■ **What to do**
Set down the data below without change, skipping the pictures it holds.

■ **Available records**
——
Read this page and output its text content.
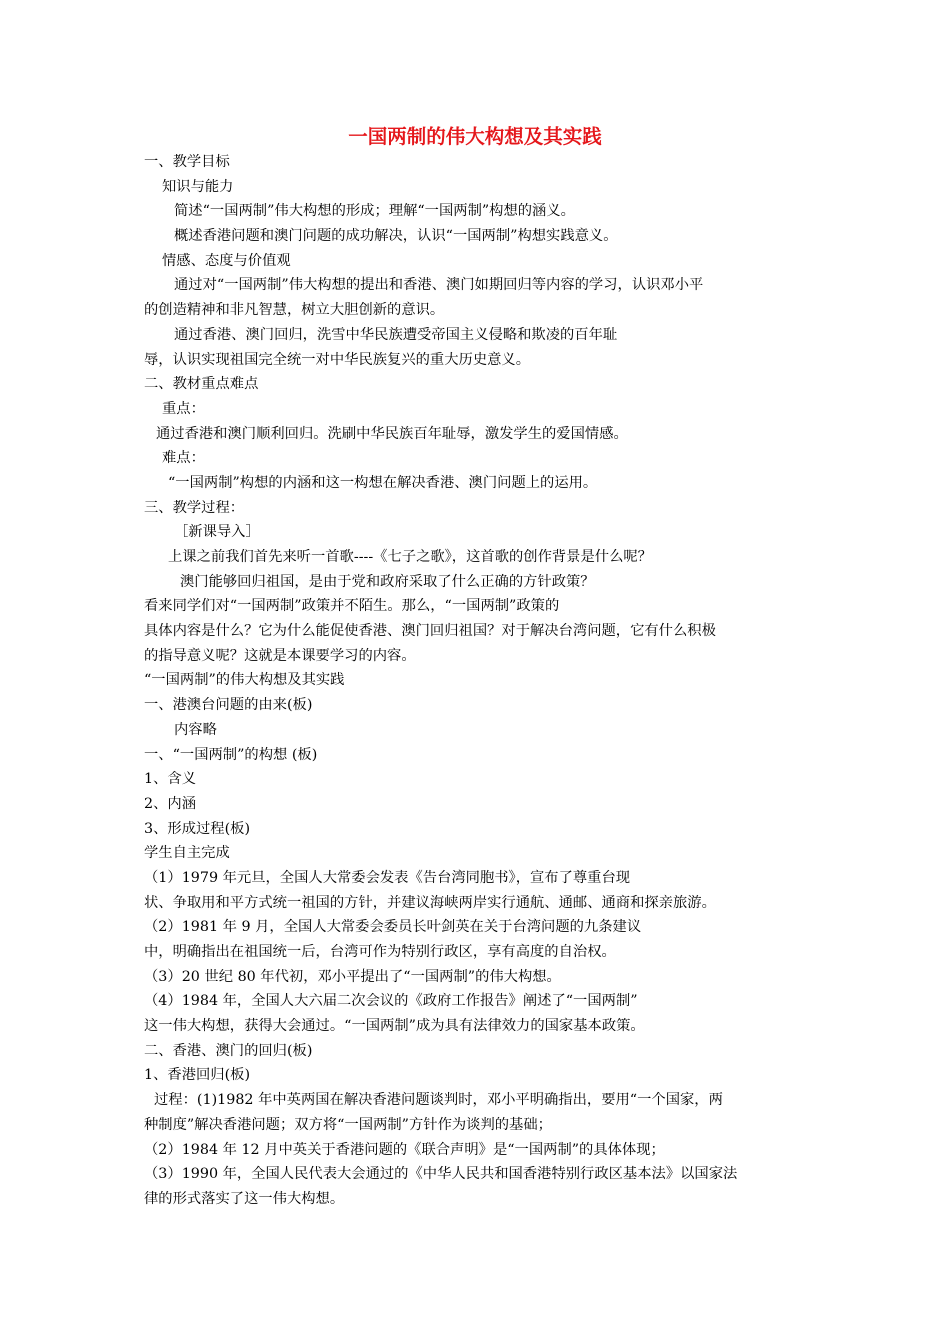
一国两制的伟大构想及其实践
一、教学目标
知识与能力
简述“一国两制”伟大构想的形成；理解“一国两制”构想的涵义。
概述香港问题和澳门问题的成功解决，认识“一国两制”构想实践意义。
情感、态度与价值观
通过对“一国两制”伟大构想的提出和香港、澳门如期回归等内容的学习，认识邓小平
的创造精神和非凡智慧，树立大胆创新的意识。
通过香港、澳门回归，洗雪中华民族遭受帝国主义侵略和欺凌的百年耻
辱，认识实现祖国完全统一对中华民族复兴的重大历史意义。
二、教材重点难点
重点：
通过香港和澳门顺利回归。洗刷中华民族百年耻辱，激发学生的爱国情感。
难点：
“一国两制”构想的内涵和这一构想在解决香港、澳门问题上的运用。
三、教学过程：
［新课导入］
上课之前我们首先来听一首歌----《七子之歌》，这首歌的创作背景是什么呢？
澳门能够回归祖国，是由于党和政府采取了什么正确的方针政策？
看来同学们对“一国两制”政策并不陌生。那么，“一国两制”政策的
具体内容是什么？它为什么能促使香港、澳门回归祖国？对于解决台湾问题，它有什么积极
的指导意义呢？这就是本课要学习的内容。
“一国两制”的伟大构想及其实践
一、港澳台问题的由来(板)
内容略
一、“一国两制”的构想 (板)
1、含义
2、内涵
3、形成过程(板)
学生自主完成
（1）1979 年元旦，全国人大常委会发表《告台湾同胞书》，宣布了尊重台现
状、争取用和平方式统一祖国的方针，并建议海峡两岸实行通航、通邮、通商和探亲旅游。
（2）1981 年 9 月，全国人大常委会委员长叶剑英在关于台湾问题的九条建议
中，明确指出在祖国统一后，台湾可作为特别行政区，享有高度的自治权。
（3）20 世纪 80 年代初，邓小平提出了“一国两制”的伟大构想。
（4）1984 年，全国人大六届二次会议的《政府工作报告》阐述了“一国两制”
这一伟大构想，获得大会通过。“一国两制”成为具有法律效力的国家基本政策。
二、香港、澳门的回归(板)
1、香港回归(板)
过程：(1)1982 年中英两国在解决香港问题谈判时，邓小平明确指出，要用“一个国家，两
种制度”解决香港问题；双方将“一国两制”方针作为谈判的基础；
（2）1984 年 12 月中英关于香港问题的《联合声明》是“一国两制”的具体体现；
（3）1990 年，全国人民代表大会通过的《中华人民共和国香港特别行政区基本法》以国家法
律的形式落实了这一伟大构想。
——
■ **Solution to the exercise**
Read this page and output its text content.
一国两制的伟大构想及其实践
一、教学目标
知识与能力
简述“一国两制”伟大构想的形成；理解“一国两制”构想的涵义。
概述香港问题和澳门问题的成功解决，认识“一国两制”构想实践意义。
情感、态度与价值观
通过对“一国两制”伟大构想的提出和香港、澳门如期回归等内容的学习，认识邓小平
的创造精神和非凡智慧，树立大胆创新的意识。
通过香港、澳门回归，洗雪中华民族遭受帝国主义侵略和欺凌的百年耻
辱，认识实现祖国完全统一对中华民族复兴的重大历史意义。
二、教材重点难点
重点：
通过香港和澳门顺利回归。洗刷中华民族百年耻辱，激发学生的爱国情感。
难点：
“一国两制”构想的内涵和这一构想在解决香港、澳门问题上的运用。
三、教学过程：
［新课导入］
上课之前我们首先来听一首歌----《七子之歌》，这首歌的创作背景是什么呢？
澳门能够回归祖国，是由于党和政府采取了什么正确的方针政策？
看来同学们对“一国两制”政策并不陌生。那么，“一国两制”政策的
具体内容是什么？它为什么能促使香港、澳门回归祖国？对于解决台湾问题，它有什么积极
的指导意义呢？这就是本课要学习的内容。
“一国两制”的伟大构想及其实践
一、港澳台问题的由来(板)
内容略
一、“一国两制”的构想 (板)
1、含义
2、内涵
3、形成过程(板)
学生自主完成
（1）1979 年元旦，全国人大常委会发表《告台湾同胞书》，宣布了尊重台现
状、争取用和平方式统一祖国的方针，并建议海峡两岸实行通航、通邮、通商和探亲旅游。
（2）1981 年 9 月，全国人大常委会委员长叶剑英在关于台湾问题的九条建议
中，明确指出在祖国统一后，台湾可作为特别行政区，享有高度的自治权。
（3）20 世纪 80 年代初，邓小平提出了“一国两制”的伟大构想。
（4）1984 年，全国人大六届二次会议的《政府工作报告》阐述了“一国两制”
这一伟大构想，获得大会通过。“一国两制”成为具有法律效力的国家基本政策。
二、香港、澳门的回归(板)
1、香港回归(板)
过程：(1)1982 年中英两国在解决香港问题谈判时，邓小平明确指出，要用“一个国家，两
种制度”解决香港问题；双方将“一国两制”方针作为谈判的基础；
（2）1984 年 12 月中英关于香港问题的《联合声明》是“一国两制”的具体体现；
（3）1990 年，全国人民代表大会通过的《中华人民共和国香港特别行政区基本法》以国家法
律的形式落实了这一伟大构想。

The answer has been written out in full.